[Extracted records]

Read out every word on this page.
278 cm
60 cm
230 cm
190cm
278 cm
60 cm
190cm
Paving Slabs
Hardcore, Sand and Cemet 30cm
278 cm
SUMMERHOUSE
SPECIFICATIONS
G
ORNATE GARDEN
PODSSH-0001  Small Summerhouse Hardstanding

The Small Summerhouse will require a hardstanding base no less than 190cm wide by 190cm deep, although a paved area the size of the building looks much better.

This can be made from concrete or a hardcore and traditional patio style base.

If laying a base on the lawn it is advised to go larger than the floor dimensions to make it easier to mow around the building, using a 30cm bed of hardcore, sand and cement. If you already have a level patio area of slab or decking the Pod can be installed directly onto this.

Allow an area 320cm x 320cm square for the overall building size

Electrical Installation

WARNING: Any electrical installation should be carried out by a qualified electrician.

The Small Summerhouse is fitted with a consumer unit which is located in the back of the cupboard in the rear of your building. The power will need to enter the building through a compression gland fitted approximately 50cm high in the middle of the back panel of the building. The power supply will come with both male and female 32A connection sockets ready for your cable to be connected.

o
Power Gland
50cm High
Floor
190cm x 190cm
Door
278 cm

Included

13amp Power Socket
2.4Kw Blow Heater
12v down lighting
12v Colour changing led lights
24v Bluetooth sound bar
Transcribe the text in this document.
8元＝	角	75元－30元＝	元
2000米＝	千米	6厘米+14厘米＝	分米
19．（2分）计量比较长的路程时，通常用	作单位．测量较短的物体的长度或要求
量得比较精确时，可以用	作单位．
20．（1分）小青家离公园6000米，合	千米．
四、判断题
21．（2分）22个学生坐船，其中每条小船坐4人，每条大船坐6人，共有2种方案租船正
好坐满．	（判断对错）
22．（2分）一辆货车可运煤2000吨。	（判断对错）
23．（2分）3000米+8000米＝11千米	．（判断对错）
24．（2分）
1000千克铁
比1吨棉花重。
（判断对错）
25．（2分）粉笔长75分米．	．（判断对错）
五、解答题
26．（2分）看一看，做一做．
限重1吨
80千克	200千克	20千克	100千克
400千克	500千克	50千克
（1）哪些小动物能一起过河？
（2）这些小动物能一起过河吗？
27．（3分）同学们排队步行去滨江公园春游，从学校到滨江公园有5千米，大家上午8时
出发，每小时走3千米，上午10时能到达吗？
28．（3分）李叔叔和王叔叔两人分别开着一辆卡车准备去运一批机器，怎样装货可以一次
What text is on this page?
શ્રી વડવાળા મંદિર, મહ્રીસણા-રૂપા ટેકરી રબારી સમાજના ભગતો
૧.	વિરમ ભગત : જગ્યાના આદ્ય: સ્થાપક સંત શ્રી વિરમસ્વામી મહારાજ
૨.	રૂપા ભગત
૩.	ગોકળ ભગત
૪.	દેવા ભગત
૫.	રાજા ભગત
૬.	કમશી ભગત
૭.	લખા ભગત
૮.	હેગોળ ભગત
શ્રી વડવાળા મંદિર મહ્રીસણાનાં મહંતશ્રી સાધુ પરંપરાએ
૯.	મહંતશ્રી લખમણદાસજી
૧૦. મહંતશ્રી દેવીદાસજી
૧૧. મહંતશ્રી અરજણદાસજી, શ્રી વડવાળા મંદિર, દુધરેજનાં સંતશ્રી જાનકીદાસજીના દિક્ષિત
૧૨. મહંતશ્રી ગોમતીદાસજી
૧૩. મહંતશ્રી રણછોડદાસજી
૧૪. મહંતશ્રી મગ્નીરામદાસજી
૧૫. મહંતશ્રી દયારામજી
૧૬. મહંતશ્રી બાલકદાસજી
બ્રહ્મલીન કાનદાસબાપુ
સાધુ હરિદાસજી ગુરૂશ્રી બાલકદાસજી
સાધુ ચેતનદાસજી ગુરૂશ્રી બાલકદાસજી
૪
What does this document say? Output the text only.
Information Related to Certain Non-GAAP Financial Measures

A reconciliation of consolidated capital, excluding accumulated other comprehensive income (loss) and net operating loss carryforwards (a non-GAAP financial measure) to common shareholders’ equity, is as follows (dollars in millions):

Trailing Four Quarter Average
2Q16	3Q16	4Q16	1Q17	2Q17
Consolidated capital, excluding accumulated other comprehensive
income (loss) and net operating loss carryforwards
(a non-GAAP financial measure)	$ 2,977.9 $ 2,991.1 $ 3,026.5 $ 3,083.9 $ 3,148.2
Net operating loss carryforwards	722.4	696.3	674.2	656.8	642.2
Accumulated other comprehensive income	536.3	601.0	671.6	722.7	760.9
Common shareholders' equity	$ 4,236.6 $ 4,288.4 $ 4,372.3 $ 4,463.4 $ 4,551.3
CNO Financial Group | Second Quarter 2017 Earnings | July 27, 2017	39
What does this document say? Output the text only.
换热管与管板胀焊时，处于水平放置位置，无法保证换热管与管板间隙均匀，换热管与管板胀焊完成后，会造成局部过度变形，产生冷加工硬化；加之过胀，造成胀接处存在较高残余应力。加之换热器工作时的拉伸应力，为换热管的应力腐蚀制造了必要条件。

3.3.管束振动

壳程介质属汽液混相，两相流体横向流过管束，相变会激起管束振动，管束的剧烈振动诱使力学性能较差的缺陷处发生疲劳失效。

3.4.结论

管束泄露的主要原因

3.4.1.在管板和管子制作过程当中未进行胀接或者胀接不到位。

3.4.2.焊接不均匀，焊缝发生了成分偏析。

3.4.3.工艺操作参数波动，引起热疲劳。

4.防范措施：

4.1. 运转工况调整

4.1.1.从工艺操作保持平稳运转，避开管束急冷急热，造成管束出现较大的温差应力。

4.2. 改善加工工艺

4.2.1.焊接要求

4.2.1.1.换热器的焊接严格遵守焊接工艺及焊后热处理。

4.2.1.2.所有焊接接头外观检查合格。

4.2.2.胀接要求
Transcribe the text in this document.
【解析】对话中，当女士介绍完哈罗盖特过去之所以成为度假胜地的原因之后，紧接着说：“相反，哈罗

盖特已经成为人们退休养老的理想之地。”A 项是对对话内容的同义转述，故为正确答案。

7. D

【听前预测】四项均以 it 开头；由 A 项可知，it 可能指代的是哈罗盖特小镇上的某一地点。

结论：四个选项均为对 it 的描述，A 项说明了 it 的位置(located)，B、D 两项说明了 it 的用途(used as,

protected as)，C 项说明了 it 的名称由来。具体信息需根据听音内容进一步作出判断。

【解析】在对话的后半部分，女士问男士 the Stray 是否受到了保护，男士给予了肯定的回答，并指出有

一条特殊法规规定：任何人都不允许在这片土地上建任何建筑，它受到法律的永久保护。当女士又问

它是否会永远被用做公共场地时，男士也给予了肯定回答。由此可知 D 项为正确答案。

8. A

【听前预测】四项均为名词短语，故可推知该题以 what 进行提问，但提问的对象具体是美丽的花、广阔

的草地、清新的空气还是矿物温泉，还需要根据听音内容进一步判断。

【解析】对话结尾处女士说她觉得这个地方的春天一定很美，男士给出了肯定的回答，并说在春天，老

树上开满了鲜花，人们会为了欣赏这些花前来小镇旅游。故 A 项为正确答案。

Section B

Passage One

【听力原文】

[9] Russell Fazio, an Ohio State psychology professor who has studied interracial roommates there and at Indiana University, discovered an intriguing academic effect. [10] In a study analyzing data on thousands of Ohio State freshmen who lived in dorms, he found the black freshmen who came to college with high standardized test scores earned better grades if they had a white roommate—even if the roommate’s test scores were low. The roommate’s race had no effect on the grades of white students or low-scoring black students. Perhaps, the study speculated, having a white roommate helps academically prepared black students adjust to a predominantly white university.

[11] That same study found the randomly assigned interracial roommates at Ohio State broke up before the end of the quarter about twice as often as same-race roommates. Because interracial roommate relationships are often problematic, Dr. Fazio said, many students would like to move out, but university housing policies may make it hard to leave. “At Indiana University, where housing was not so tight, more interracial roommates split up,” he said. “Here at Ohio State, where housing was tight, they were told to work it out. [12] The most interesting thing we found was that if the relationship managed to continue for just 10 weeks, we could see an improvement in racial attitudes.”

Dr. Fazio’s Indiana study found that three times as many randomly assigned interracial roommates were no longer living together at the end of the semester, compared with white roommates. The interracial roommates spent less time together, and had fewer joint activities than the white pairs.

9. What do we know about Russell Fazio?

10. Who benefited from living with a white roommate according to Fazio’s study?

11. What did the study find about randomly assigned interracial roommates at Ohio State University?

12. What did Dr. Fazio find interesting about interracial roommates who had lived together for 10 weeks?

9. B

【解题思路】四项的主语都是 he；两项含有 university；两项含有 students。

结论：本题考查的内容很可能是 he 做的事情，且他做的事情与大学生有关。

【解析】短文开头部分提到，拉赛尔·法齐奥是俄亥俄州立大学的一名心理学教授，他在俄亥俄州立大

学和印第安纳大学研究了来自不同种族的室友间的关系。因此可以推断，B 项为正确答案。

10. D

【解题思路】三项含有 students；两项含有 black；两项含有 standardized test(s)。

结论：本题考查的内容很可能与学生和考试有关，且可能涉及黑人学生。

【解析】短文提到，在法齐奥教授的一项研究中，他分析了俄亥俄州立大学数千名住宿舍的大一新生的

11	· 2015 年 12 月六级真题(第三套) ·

__CHALLENGE__
Copy every line of the listing that includes the string "test".

__EXERCISE OUTPUT__
[9] Russell Fazio, an Ohio State psychology professor who has studied interracial roommates there and at Indiana University, discovered an intriguing academic effect. [10] In a study analyzing data on thousands of Ohio State freshmen who lived in dorms, he found the black freshmen who came to college with high standardized test scores earned better grades if they had a white roommate—even if the roommate’s test scores were low. The roommate’s race had no effect on the grades of white students or low-scoring black students. Perhaps, the study speculated, having a white roommate helps academically prepared black students adjust to a predominantly white university.
【解题思路】三项含有 students；两项含有 black；两项含有 standardized test(s)。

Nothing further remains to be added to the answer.